• Direction
Each line that includes "structured" counts once; give the total and nothing besides.

Dataset entries:

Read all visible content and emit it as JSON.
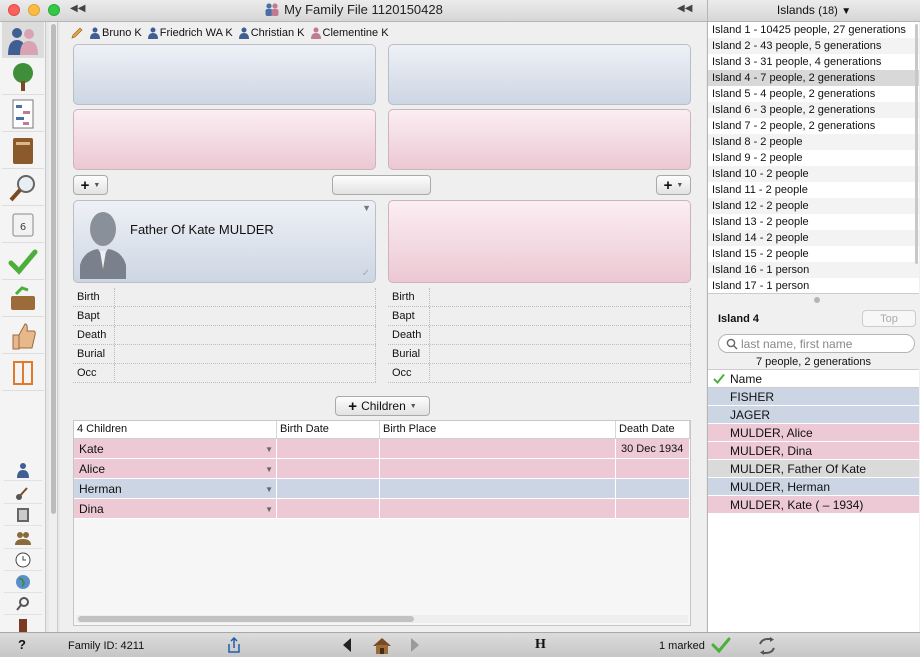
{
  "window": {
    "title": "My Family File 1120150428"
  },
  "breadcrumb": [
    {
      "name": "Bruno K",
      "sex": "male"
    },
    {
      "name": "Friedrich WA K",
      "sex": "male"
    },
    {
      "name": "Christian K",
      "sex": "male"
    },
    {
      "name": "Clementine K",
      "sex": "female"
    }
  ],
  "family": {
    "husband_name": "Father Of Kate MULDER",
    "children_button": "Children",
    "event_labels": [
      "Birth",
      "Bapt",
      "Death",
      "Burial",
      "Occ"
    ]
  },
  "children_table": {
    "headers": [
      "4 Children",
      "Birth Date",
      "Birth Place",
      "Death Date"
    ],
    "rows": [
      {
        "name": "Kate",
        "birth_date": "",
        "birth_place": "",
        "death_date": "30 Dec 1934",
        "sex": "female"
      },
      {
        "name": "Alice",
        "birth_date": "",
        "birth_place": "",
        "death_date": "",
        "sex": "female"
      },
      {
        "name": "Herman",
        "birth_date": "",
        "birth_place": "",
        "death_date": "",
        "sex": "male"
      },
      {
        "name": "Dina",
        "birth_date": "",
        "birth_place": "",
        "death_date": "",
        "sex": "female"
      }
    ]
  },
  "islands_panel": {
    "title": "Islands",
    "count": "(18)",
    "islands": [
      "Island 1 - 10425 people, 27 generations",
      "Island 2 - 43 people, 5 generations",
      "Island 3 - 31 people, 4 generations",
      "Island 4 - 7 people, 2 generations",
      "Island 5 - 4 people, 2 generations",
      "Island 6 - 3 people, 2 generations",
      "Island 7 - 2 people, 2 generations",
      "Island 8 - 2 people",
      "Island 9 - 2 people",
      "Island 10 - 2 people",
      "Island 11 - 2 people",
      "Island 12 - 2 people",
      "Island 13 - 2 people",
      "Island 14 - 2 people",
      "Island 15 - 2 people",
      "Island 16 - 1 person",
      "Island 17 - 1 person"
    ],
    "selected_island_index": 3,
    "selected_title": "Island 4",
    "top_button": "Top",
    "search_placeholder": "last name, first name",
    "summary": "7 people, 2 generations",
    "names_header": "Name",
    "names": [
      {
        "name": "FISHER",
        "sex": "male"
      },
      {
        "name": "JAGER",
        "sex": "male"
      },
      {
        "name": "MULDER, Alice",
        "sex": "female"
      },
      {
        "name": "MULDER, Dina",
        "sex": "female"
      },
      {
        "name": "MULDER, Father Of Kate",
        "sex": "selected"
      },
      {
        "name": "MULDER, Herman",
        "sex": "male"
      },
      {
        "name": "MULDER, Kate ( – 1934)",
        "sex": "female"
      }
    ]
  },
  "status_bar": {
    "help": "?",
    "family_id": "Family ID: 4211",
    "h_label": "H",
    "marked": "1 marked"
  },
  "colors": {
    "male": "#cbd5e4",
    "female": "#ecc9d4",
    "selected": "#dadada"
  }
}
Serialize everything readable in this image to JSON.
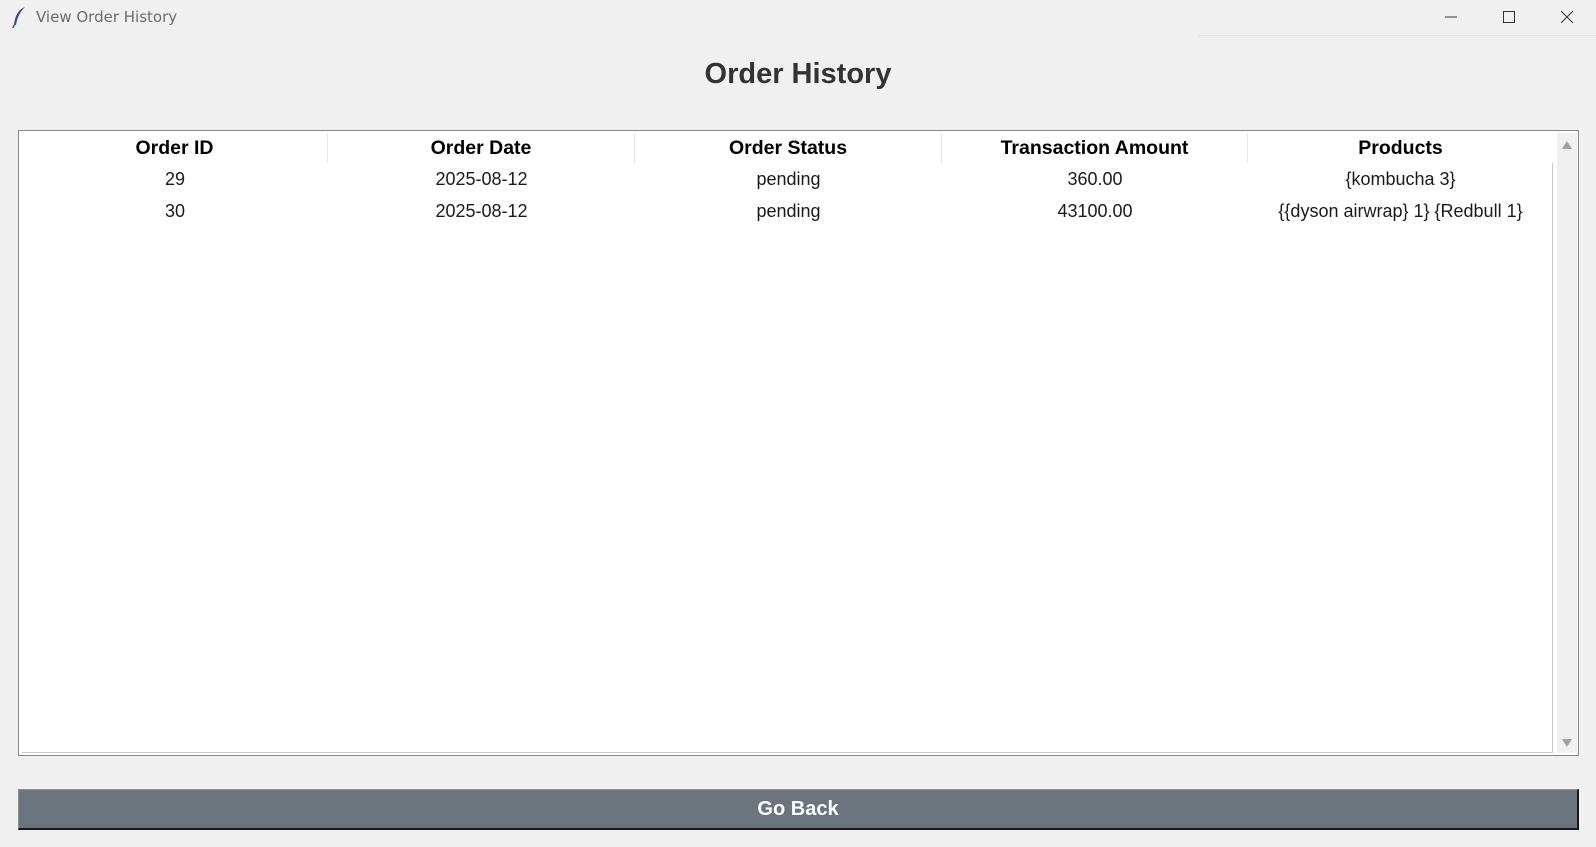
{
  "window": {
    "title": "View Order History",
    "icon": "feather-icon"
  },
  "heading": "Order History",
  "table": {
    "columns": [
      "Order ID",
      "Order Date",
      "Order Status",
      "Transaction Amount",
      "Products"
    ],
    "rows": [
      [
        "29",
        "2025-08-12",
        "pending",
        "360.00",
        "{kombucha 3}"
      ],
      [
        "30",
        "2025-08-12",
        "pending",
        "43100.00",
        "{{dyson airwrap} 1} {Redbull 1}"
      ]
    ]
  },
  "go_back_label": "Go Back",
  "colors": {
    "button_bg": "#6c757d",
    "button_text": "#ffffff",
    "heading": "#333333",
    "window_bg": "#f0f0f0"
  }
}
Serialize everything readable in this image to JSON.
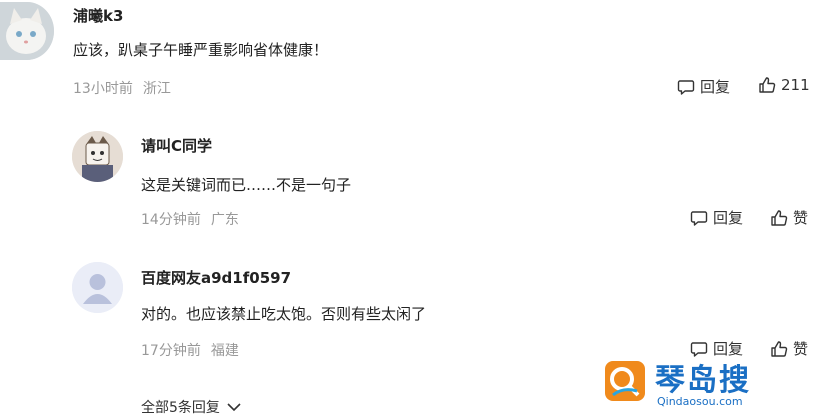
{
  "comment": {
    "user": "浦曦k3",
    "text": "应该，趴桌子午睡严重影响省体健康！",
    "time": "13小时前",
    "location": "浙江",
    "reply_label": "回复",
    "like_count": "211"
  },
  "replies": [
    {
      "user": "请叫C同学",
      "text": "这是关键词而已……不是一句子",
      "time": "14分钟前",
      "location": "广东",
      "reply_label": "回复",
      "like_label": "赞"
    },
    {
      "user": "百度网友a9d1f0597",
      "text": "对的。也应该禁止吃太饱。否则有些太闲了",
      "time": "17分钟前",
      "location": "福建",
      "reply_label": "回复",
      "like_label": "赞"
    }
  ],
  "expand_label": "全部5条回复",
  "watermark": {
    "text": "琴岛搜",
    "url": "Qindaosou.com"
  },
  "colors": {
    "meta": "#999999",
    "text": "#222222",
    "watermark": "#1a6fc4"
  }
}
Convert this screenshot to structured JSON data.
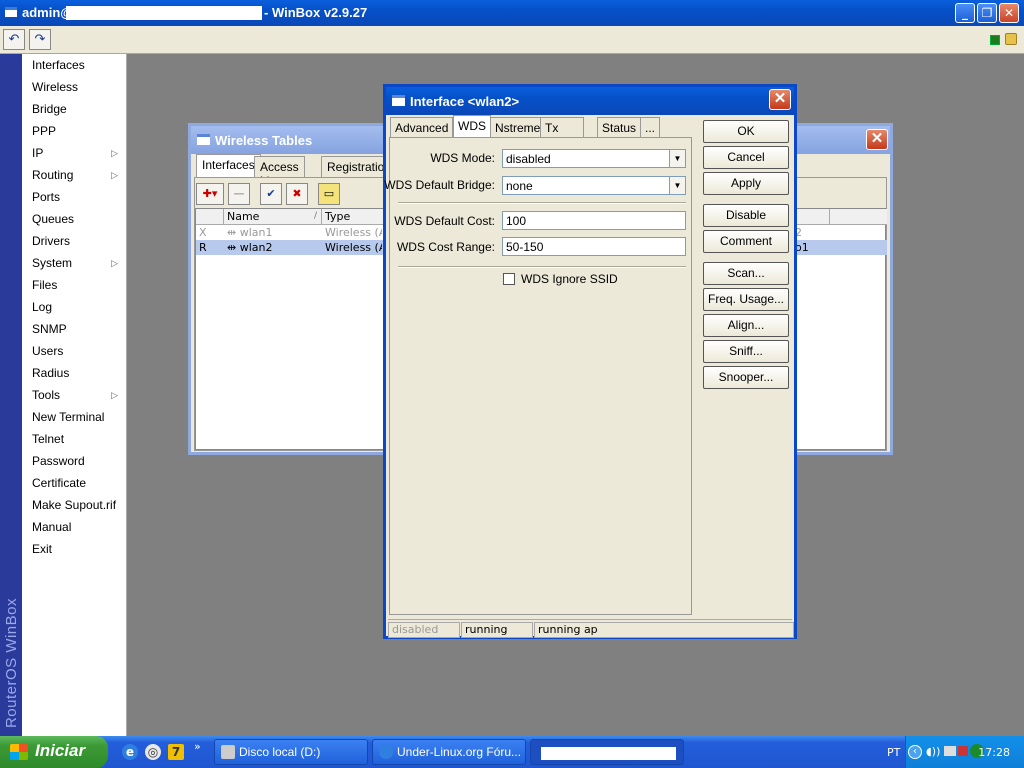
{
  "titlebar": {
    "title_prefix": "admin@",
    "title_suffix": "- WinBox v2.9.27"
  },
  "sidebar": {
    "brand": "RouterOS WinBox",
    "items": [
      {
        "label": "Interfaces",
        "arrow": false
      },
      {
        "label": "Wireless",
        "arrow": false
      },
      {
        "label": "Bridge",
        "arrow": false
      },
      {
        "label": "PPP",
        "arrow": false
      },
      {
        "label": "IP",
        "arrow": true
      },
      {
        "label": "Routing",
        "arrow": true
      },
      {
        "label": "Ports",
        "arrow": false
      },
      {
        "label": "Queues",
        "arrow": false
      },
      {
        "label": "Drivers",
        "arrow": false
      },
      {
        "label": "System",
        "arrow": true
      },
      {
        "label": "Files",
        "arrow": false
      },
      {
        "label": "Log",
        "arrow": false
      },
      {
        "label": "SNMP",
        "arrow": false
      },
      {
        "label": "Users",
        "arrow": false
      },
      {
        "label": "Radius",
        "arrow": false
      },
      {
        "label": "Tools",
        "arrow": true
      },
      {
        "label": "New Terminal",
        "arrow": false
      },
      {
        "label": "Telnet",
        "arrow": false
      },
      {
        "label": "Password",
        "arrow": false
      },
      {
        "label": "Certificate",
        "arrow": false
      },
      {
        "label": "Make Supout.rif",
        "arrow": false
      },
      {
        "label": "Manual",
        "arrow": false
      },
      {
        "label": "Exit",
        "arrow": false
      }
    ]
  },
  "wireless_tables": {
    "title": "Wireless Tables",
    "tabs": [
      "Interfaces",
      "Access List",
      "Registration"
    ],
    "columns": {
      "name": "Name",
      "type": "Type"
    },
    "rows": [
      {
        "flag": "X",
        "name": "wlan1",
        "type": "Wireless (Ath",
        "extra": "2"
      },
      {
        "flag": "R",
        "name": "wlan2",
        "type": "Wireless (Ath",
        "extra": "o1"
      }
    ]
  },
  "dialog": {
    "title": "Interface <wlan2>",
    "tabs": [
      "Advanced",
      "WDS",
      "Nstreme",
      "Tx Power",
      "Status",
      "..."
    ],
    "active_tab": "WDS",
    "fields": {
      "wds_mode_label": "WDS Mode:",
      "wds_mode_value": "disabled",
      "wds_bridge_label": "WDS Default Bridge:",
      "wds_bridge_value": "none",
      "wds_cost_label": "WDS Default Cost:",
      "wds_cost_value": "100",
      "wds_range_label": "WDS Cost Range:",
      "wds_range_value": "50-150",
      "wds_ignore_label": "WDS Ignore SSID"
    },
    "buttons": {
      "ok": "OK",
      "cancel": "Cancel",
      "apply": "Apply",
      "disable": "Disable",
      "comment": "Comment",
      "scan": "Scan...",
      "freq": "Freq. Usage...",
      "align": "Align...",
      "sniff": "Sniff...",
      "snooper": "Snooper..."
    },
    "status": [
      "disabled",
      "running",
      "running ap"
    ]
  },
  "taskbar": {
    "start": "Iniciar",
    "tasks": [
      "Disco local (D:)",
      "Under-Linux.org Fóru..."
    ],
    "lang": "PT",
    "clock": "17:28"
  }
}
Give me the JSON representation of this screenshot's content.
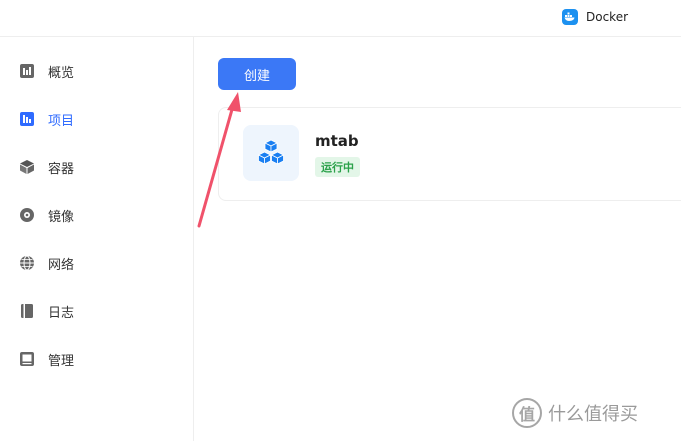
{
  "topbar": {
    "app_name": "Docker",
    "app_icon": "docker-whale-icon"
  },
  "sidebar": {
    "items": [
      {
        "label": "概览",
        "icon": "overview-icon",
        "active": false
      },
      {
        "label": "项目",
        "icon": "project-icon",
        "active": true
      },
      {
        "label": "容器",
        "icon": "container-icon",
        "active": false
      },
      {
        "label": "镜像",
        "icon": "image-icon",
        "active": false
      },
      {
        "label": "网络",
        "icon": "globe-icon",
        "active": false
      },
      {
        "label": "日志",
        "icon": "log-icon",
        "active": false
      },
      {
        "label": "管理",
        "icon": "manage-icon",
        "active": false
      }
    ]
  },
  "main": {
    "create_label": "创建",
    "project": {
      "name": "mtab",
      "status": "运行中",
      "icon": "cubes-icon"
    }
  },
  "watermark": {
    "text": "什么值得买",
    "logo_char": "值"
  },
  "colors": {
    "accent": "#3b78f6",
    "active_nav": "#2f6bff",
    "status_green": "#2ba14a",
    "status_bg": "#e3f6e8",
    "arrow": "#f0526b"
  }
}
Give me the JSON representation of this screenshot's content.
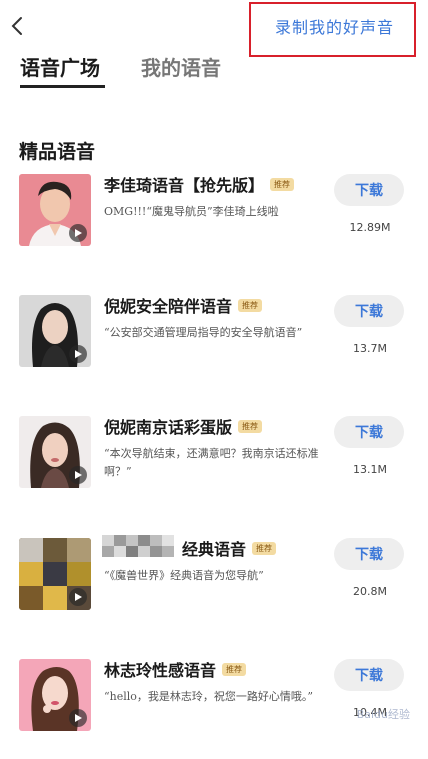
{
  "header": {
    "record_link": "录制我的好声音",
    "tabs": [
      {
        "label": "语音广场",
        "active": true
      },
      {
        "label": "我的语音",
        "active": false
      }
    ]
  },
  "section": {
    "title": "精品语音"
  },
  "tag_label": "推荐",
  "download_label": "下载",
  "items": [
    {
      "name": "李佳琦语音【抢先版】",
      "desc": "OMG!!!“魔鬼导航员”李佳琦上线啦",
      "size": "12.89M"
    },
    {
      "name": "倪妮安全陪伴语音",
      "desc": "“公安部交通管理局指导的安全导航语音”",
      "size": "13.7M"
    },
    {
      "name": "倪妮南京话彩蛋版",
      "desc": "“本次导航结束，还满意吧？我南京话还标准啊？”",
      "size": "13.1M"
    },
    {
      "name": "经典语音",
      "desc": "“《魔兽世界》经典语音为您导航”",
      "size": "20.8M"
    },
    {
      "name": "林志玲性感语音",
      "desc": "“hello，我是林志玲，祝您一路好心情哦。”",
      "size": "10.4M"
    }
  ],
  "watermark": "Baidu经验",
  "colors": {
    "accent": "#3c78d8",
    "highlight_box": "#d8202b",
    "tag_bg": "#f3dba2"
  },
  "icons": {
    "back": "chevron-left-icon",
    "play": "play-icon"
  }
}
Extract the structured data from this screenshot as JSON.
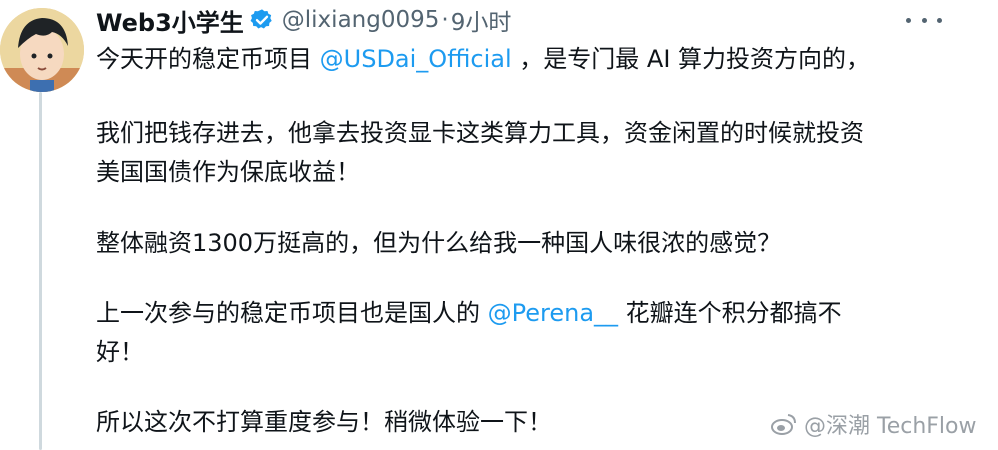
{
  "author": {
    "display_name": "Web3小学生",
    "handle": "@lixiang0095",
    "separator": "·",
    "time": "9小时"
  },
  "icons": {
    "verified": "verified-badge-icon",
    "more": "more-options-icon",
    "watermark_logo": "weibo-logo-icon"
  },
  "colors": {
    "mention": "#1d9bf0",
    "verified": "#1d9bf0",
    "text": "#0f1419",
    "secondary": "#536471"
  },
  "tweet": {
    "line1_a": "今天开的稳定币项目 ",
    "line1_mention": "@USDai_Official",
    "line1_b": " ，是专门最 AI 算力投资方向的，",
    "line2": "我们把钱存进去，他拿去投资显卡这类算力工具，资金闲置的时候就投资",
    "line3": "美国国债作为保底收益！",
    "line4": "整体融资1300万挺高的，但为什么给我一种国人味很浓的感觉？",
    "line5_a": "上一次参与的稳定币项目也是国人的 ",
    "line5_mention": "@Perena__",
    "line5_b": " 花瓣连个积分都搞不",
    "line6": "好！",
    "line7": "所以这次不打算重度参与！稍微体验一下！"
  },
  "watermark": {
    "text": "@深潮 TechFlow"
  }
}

• Response to the exercise
2